START

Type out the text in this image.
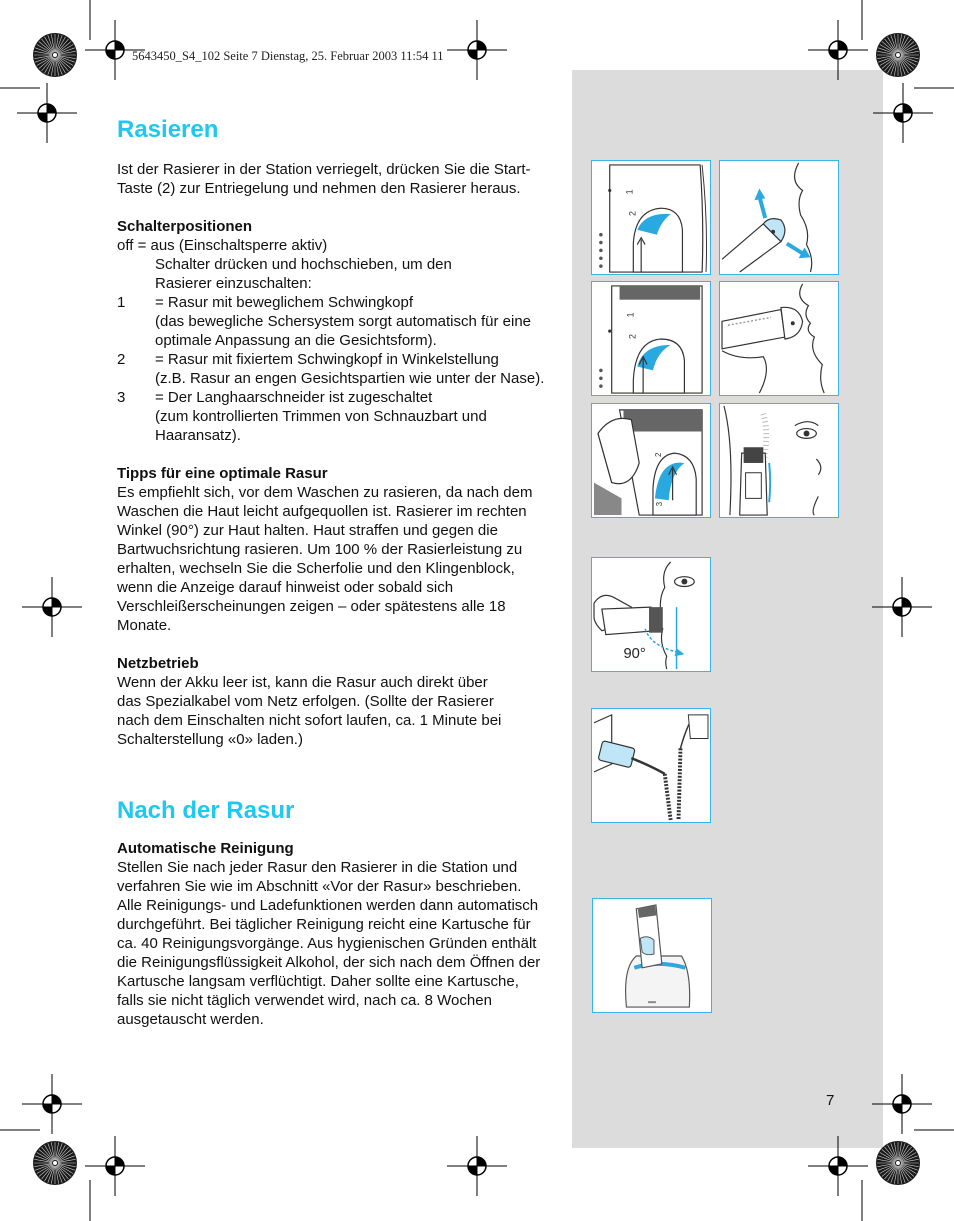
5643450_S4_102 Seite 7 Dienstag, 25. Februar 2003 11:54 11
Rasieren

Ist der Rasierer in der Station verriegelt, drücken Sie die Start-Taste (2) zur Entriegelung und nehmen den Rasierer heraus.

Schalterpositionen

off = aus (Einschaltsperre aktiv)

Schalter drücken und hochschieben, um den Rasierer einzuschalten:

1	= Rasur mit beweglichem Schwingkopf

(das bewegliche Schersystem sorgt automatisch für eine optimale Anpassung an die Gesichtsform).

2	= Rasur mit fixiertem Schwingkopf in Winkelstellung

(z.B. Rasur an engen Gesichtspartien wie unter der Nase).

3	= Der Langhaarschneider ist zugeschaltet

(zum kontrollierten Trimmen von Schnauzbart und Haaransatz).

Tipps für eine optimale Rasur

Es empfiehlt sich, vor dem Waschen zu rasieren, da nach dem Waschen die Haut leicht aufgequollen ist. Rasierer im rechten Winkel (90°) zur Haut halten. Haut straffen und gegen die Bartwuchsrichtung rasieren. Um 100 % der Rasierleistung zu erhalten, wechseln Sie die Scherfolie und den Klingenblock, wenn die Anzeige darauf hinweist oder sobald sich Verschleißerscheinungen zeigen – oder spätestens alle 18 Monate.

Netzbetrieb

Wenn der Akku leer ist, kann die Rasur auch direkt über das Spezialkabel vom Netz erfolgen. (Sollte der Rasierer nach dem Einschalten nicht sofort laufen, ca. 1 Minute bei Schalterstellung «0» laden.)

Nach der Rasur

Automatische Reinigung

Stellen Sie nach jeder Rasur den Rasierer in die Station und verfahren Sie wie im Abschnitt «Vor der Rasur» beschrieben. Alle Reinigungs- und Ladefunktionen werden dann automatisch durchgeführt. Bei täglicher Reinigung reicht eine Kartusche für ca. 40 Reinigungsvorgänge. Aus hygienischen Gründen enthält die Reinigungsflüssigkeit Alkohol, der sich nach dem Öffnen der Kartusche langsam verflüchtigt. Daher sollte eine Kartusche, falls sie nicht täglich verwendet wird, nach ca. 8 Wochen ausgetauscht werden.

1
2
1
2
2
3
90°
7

END
START

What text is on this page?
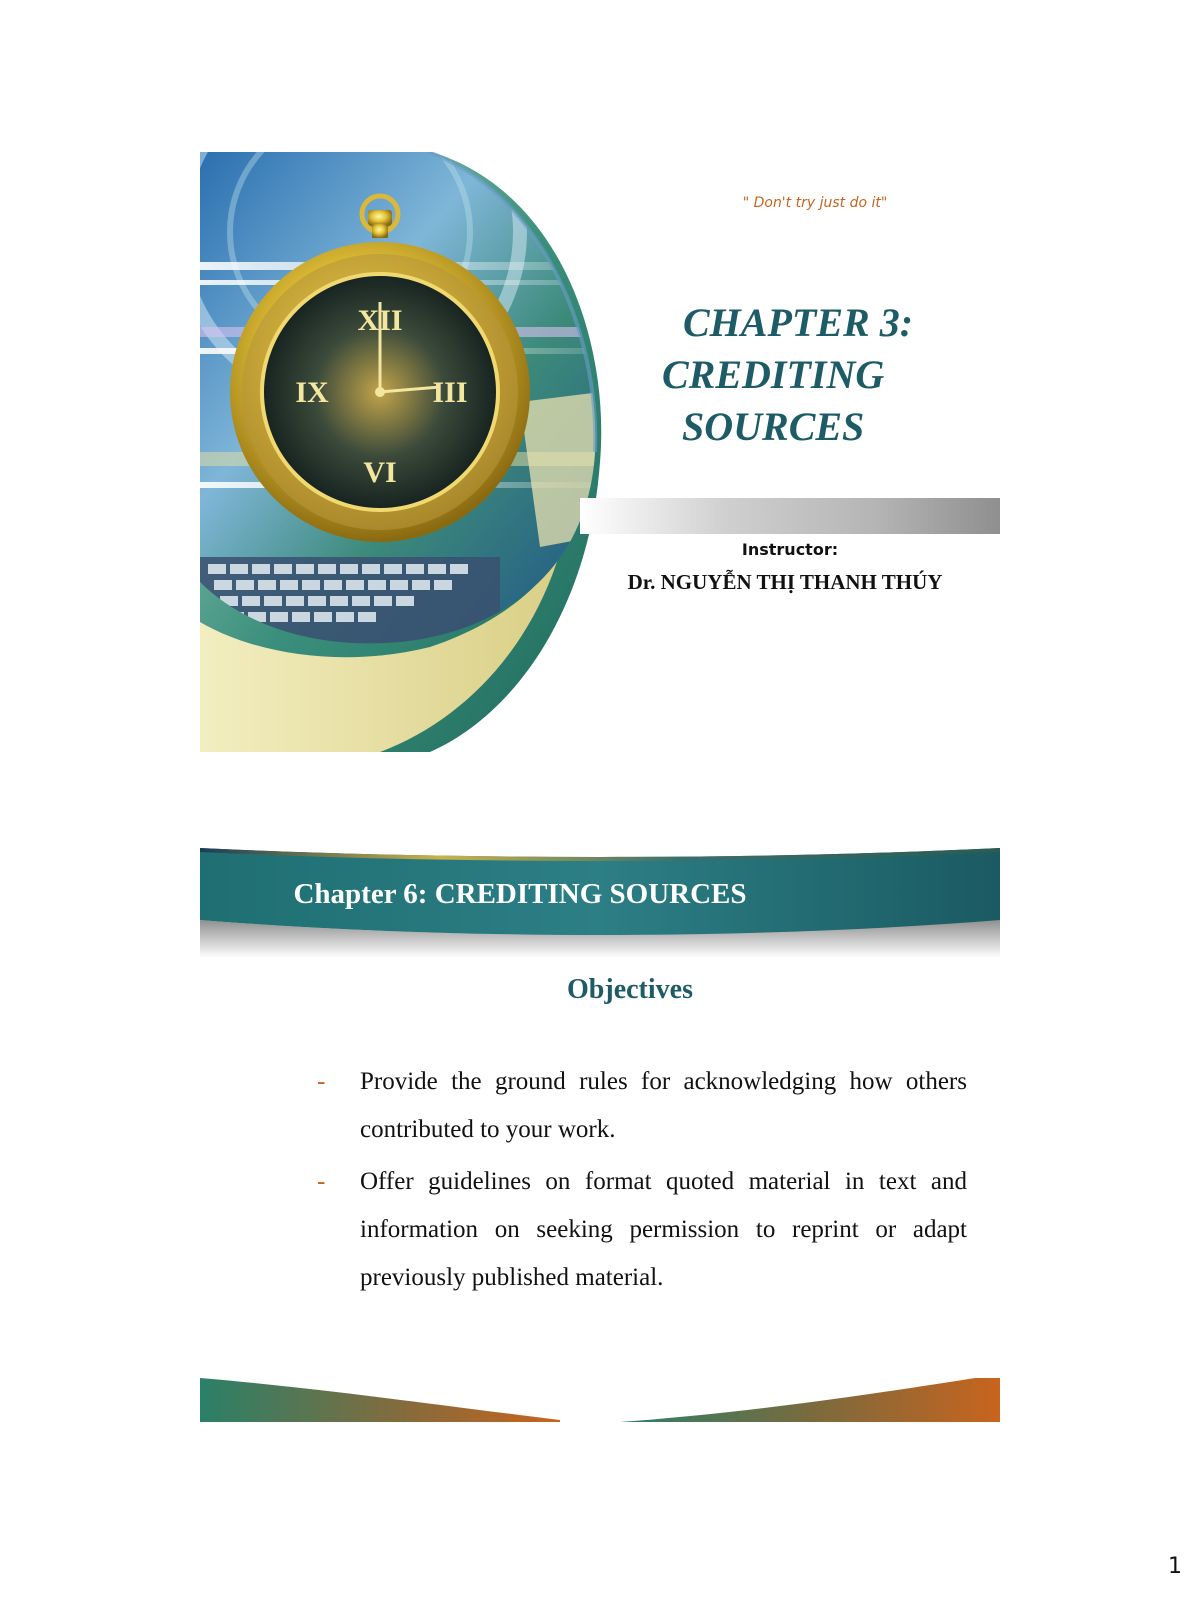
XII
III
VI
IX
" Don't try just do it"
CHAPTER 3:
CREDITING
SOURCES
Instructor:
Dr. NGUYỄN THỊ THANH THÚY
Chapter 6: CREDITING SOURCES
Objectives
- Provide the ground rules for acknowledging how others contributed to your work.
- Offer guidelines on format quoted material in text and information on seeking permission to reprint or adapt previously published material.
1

END

**Request:** Collect from the data above every line that includes "Schwingkopf".

**Exercise answer:**
1	= Rasur mit beweglichem Schwingkopf
2	= Rasur mit fixiertem Schwingkopf in Winkelstellung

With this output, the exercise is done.